Task to complete: Keep only the lines of the listing that include the word "frac", and copy them.

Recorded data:
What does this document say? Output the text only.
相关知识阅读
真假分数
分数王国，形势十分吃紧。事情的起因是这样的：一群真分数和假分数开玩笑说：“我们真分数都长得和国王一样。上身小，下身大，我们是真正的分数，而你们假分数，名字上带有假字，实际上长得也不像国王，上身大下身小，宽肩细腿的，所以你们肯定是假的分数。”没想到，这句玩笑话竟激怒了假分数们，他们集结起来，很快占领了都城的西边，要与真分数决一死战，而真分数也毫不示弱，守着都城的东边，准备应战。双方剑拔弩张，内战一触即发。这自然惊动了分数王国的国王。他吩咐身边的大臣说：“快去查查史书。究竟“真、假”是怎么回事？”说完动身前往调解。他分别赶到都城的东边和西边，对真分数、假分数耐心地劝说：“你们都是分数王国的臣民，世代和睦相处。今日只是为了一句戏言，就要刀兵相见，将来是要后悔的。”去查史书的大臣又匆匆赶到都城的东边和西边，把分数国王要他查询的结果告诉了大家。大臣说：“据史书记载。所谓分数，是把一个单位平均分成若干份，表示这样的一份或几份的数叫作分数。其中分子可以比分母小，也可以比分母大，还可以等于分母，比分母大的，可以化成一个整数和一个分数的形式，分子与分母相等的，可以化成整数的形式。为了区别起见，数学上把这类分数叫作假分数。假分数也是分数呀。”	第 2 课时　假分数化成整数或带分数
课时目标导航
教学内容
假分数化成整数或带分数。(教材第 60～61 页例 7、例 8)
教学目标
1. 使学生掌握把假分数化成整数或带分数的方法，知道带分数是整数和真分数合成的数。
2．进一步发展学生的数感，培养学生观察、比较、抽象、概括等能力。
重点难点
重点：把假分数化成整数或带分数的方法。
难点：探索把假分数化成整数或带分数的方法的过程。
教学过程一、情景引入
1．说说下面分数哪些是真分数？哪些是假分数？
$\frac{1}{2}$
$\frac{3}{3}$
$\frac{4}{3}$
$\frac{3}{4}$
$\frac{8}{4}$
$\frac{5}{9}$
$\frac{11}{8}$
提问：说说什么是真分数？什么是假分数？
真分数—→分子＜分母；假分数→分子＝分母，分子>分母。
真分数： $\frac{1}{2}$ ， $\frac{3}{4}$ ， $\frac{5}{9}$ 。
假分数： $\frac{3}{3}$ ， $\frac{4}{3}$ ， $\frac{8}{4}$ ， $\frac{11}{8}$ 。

Full solution:
$\frac{1}{2}$
$\frac{3}{3}$
$\frac{4}{3}$
$\frac{3}{4}$
$\frac{8}{4}$
$\frac{5}{9}$
$\frac{11}{8}$
真分数： $\frac{1}{2}$ ， $\frac{3}{4}$ ， $\frac{5}{9}$ 。
假分数： $\frac{3}{3}$ ， $\frac{4}{3}$ ， $\frac{8}{4}$ ， $\frac{11}{8}$ 。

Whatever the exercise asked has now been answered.